_Data lines_.
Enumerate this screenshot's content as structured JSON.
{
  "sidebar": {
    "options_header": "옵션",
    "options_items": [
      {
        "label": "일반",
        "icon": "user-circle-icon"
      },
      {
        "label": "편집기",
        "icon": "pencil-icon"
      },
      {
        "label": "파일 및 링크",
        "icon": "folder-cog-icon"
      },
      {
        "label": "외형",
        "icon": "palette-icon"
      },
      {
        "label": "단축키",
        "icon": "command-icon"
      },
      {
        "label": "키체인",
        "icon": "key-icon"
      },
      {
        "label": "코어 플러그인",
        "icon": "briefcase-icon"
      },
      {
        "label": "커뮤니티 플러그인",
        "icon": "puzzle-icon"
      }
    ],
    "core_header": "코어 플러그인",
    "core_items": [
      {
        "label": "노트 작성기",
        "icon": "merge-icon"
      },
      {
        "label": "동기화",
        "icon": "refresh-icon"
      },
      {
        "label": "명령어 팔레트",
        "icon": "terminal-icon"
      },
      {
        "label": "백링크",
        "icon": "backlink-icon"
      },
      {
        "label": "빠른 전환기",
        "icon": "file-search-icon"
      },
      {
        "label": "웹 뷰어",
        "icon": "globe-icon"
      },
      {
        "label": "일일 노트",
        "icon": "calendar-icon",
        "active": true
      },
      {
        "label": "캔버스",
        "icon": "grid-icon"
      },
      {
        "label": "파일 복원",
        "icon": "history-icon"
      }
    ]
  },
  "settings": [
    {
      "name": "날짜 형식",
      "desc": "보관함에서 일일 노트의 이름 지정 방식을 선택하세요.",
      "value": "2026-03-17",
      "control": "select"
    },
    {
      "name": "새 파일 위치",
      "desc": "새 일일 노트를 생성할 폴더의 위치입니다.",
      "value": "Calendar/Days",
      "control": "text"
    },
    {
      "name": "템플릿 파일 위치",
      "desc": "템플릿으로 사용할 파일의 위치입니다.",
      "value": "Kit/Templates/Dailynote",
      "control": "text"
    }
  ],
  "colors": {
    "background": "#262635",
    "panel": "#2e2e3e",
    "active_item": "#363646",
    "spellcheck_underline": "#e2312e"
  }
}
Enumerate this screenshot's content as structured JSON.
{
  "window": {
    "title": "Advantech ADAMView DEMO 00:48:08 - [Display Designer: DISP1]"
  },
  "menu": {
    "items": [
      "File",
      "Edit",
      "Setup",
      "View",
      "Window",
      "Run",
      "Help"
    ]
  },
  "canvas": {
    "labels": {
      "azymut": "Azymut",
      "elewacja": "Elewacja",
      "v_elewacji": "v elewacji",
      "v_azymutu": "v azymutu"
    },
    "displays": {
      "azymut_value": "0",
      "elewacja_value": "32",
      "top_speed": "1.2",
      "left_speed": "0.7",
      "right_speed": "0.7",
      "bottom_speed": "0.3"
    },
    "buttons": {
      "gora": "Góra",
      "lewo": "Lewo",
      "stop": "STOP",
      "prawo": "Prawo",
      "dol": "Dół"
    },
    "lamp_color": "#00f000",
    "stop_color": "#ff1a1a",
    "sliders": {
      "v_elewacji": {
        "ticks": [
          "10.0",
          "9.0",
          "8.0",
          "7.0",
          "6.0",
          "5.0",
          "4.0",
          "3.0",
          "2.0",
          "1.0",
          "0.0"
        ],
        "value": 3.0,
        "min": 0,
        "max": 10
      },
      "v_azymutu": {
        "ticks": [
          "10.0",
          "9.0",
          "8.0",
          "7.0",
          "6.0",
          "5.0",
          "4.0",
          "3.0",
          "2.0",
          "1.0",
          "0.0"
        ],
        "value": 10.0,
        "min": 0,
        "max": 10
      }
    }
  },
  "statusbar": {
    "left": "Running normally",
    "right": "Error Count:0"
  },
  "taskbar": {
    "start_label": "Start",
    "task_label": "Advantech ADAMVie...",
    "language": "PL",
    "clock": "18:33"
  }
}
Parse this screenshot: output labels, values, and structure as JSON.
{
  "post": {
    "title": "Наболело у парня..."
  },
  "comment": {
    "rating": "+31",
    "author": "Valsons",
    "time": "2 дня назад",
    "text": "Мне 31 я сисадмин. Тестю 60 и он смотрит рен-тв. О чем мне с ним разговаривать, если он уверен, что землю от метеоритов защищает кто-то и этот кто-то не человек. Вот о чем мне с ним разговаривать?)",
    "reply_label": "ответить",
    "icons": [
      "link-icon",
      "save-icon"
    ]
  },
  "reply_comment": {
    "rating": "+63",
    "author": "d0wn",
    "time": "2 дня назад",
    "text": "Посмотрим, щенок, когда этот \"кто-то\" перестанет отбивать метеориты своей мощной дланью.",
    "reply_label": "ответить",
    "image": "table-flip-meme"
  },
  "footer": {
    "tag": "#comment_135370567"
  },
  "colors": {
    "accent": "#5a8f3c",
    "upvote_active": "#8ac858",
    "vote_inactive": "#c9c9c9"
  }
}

_Objective_. Scan the entries above for the word "этот" and collect each line holding it.

_Result of the exercise_.
    "text": "Мне 31 я сисадмин. Тестю 60 и он смотрит рен-тв. О чем мне с ним разговаривать, если он уверен, что землю от метеоритов защищает кто-то и этот кто-то не человек. Вот о чем мне с ним разговаривать?)",
    "text": "Посмотрим, щенок, когда этот \"кто-то\" перестанет отбивать метеориты своей мощной дланью.",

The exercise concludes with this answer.